_Short problem_. Write every entry out again exactly, please, and skip the pictures.

_Rows_.
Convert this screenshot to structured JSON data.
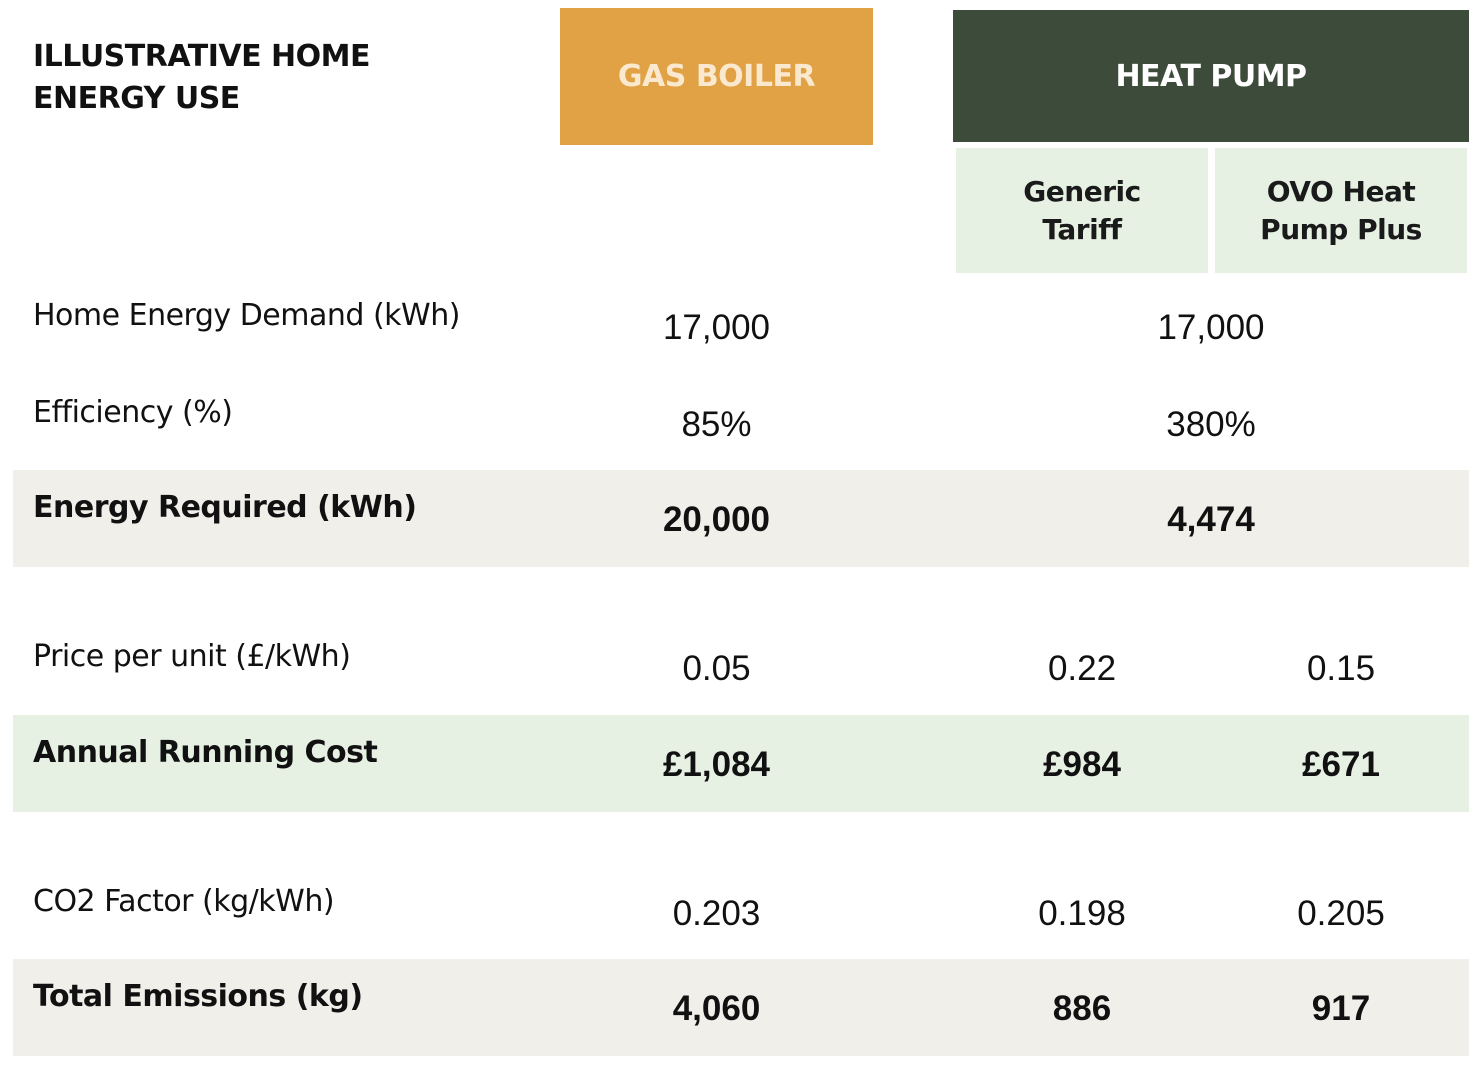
{
  "title": "ILLUSTRATIVE HOME ENERGY USE",
  "colors": {
    "gas_header": "#e0a244",
    "heat_pump_header": "#3d4b3a",
    "sub_header": "#e6f1e4",
    "beige_row": "#f1efea",
    "green_row": "#e6f1e4"
  },
  "headers": {
    "gas_boiler": "GAS BOILER",
    "heat_pump": "HEAT PUMP",
    "generic_tariff": "Generic\nTariff",
    "ovo_plus": "OVO Heat\nPump Plus"
  },
  "rows": {
    "demand": {
      "label": "Home Energy Demand (kWh)",
      "gas": "17,000",
      "heat_pump": "17,000"
    },
    "efficiency": {
      "label": "Efficiency (%)",
      "gas": "85%",
      "heat_pump": "380%"
    },
    "energy_required": {
      "label": "Energy Required (kWh)",
      "gas": "20,000",
      "heat_pump": "4,474"
    },
    "price": {
      "label": "Price per unit (£/kWh)",
      "gas": "0.05",
      "generic": "0.22",
      "ovo": "0.15"
    },
    "running_cost": {
      "label": "Annual Running Cost",
      "gas": "£1,084",
      "generic": "£984",
      "ovo": "£671"
    },
    "co2_factor": {
      "label": "CO2 Factor (kg/kWh)",
      "gas": "0.203",
      "generic": "0.198",
      "ovo": "0.205"
    },
    "emissions": {
      "label": "Total Emissions (kg)",
      "gas": "4,060",
      "generic": "886",
      "ovo": "917"
    }
  }
}
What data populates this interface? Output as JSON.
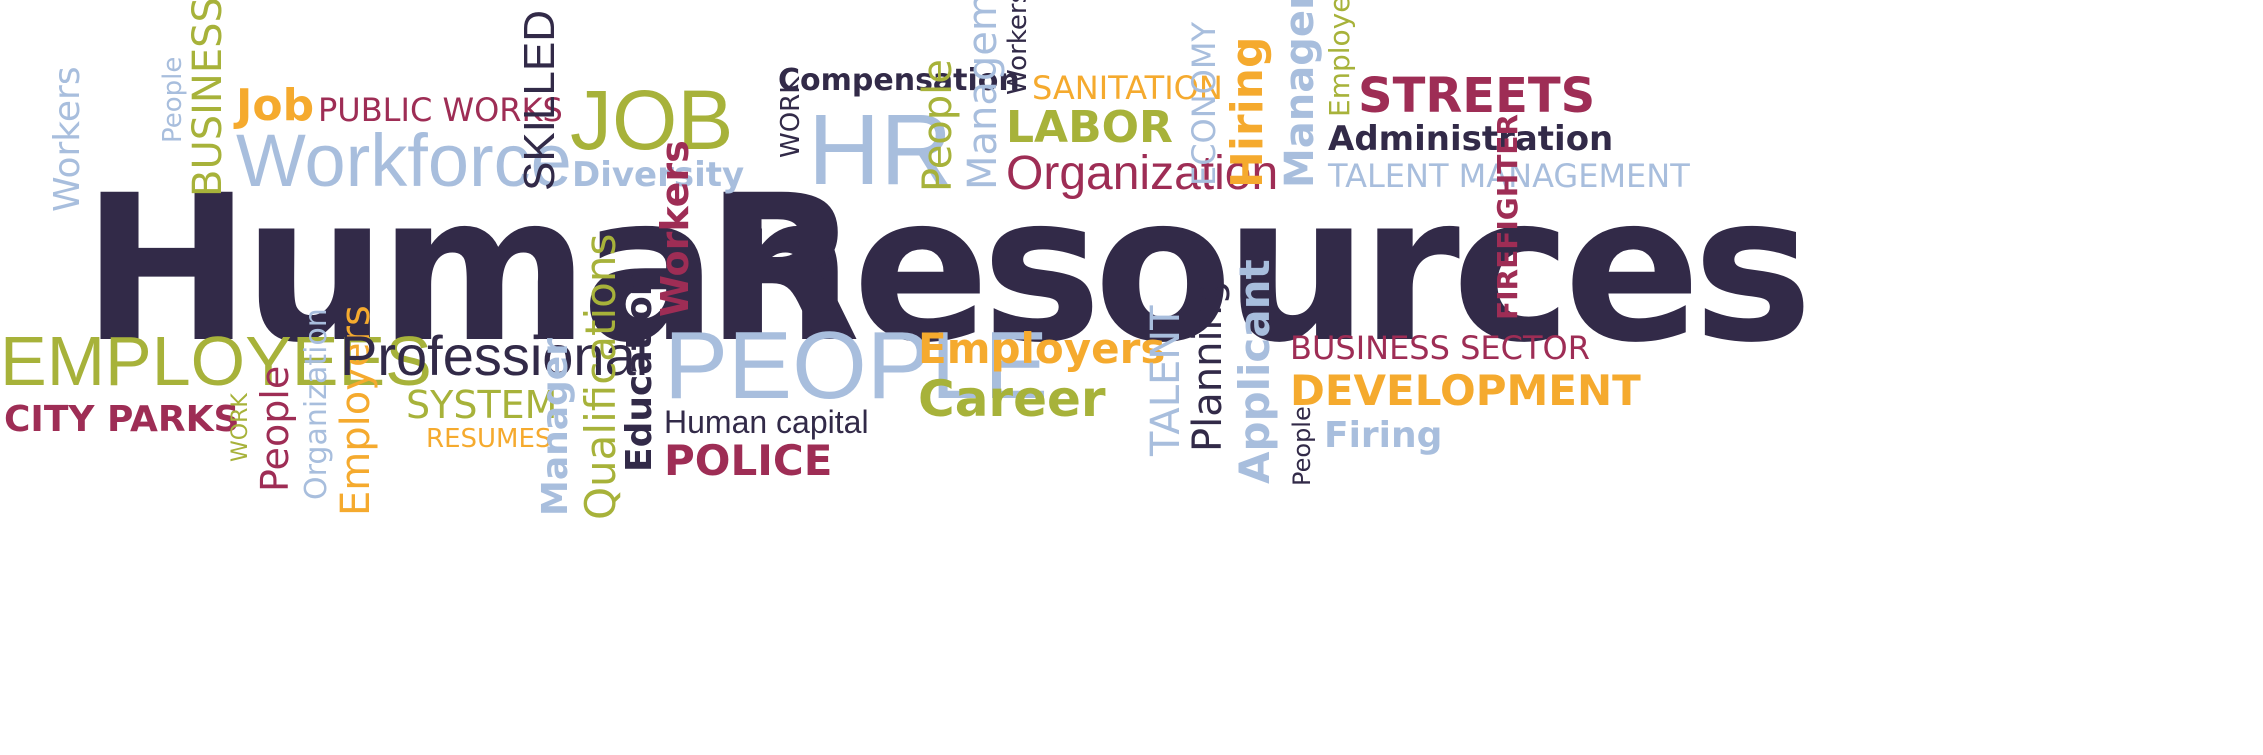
{
  "title": "Human Resources",
  "words": {
    "human": "Human",
    "resources": "Resources",
    "workers_left": "Workers",
    "people_top": "People",
    "business": "BUSINESS",
    "job_small": "Job",
    "public_works": "PUBLIC WORKS",
    "workforce": "Workforce",
    "skilled": "SKILLED",
    "job_big": "JOB",
    "diversity": "Diversity",
    "work_top": "WORK",
    "compensation": "Compensation",
    "hr": "HR",
    "people_mid": "People",
    "management_1": "Management",
    "workers_top": "Workers",
    "sanitation": "SANITATION",
    "labor": "LABOR",
    "organization_top": "Organization",
    "economy": "ECONOMY",
    "hiring": "Hiring",
    "management_2": "Management",
    "employees_top": "Employees",
    "streets": "STREETS",
    "administration": "Administration",
    "talent_management": "TALENT MANAGEMENT",
    "firefighter": "FIREFIGHTER",
    "workers_mid": "Workers",
    "employees_big": "EMPLOYEES",
    "city_parks": "CITY PARKS",
    "work_bottom": "WORK",
    "people_bottom": "People",
    "organization_bottom": "Organization",
    "employers_bottom": "Employers",
    "professional": "Professional",
    "system": "SYSTEM",
    "resumes": "RESUMES",
    "manager": "Manager",
    "qualifications": "Qualifications",
    "education": "Education",
    "people_big": "PEOPLE",
    "human_capital": "Human capital",
    "police": "POLICE",
    "employers": "Employers",
    "career": "Career",
    "talent": "TALENT",
    "planning": "Planning",
    "applicant": "Applicant",
    "people_small": "People",
    "business_sector": "BUSINESS SECTOR",
    "development": "DEVELOPMENT",
    "firing": "Firing"
  },
  "colors": {
    "navy": "#322a48",
    "light_blue": "#a8bedd",
    "olive": "#a7b23a",
    "orange": "#f5aa2e",
    "maroon": "#9e2d55"
  }
}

_Task result_.
Convert this screenshot to structured JSON data.
{
  "title": "ILLUSTRATIVE HOME ENERGY USE",
  "colors": {
    "gas_header": "#e0a244",
    "heat_pump_header": "#3d4b3a",
    "sub_header": "#e6f1e4",
    "beige_row": "#f1efea",
    "green_row": "#e6f1e4"
  },
  "headers": {
    "gas_boiler": "GAS BOILER",
    "heat_pump": "HEAT PUMP",
    "generic_tariff": "Generic\nTariff",
    "ovo_plus": "OVO Heat\nPump Plus"
  },
  "rows": {
    "demand": {
      "label": "Home Energy Demand (kWh)",
      "gas": "17,000",
      "heat_pump": "17,000"
    },
    "efficiency": {
      "label": "Efficiency (%)",
      "gas": "85%",
      "heat_pump": "380%"
    },
    "energy_required": {
      "label": "Energy Required (kWh)",
      "gas": "20,000",
      "heat_pump": "4,474"
    },
    "price": {
      "label": "Price per unit (£/kWh)",
      "gas": "0.05",
      "generic": "0.22",
      "ovo": "0.15"
    },
    "running_cost": {
      "label": "Annual Running Cost",
      "gas": "£1,084",
      "generic": "£984",
      "ovo": "£671"
    },
    "co2_factor": {
      "label": "CO2 Factor (kg/kWh)",
      "gas": "0.203",
      "generic": "0.198",
      "ovo": "0.205"
    },
    "emissions": {
      "label": "Total Emissions (kg)",
      "gas": "4,060",
      "generic": "886",
      "ovo": "917"
    }
  }
}
What data populates this interface? Output as JSON.
{
  "title": "Human Resources",
  "words": {
    "human": "Human",
    "resources": "Resources",
    "workers_left": "Workers",
    "people_top": "People",
    "business": "BUSINESS",
    "job_small": "Job",
    "public_works": "PUBLIC WORKS",
    "workforce": "Workforce",
    "skilled": "SKILLED",
    "job_big": "JOB",
    "diversity": "Diversity",
    "work_top": "WORK",
    "compensation": "Compensation",
    "hr": "HR",
    "people_mid": "People",
    "management_1": "Management",
    "workers_top": "Workers",
    "sanitation": "SANITATION",
    "labor": "LABOR",
    "organization_top": "Organization",
    "economy": "ECONOMY",
    "hiring": "Hiring",
    "management_2": "Management",
    "employees_top": "Employees",
    "streets": "STREETS",
    "administration": "Administration",
    "talent_management": "TALENT MANAGEMENT",
    "firefighter": "FIREFIGHTER",
    "workers_mid": "Workers",
    "employees_big": "EMPLOYEES",
    "city_parks": "CITY PARKS",
    "work_bottom": "WORK",
    "people_bottom": "People",
    "organization_bottom": "Organization",
    "employers_bottom": "Employers",
    "professional": "Professional",
    "system": "SYSTEM",
    "resumes": "RESUMES",
    "manager": "Manager",
    "qualifications": "Qualifications",
    "education": "Education",
    "people_big": "PEOPLE",
    "human_capital": "Human capital",
    "police": "POLICE",
    "employers": "Employers",
    "career": "Career",
    "talent": "TALENT",
    "planning": "Planning",
    "applicant": "Applicant",
    "people_small": "People",
    "business_sector": "BUSINESS SECTOR",
    "development": "DEVELOPMENT",
    "firing": "Firing"
  },
  "colors": {
    "navy": "#322a48",
    "light_blue": "#a8bedd",
    "olive": "#a7b23a",
    "orange": "#f5aa2e",
    "maroon": "#9e2d55"
  }
}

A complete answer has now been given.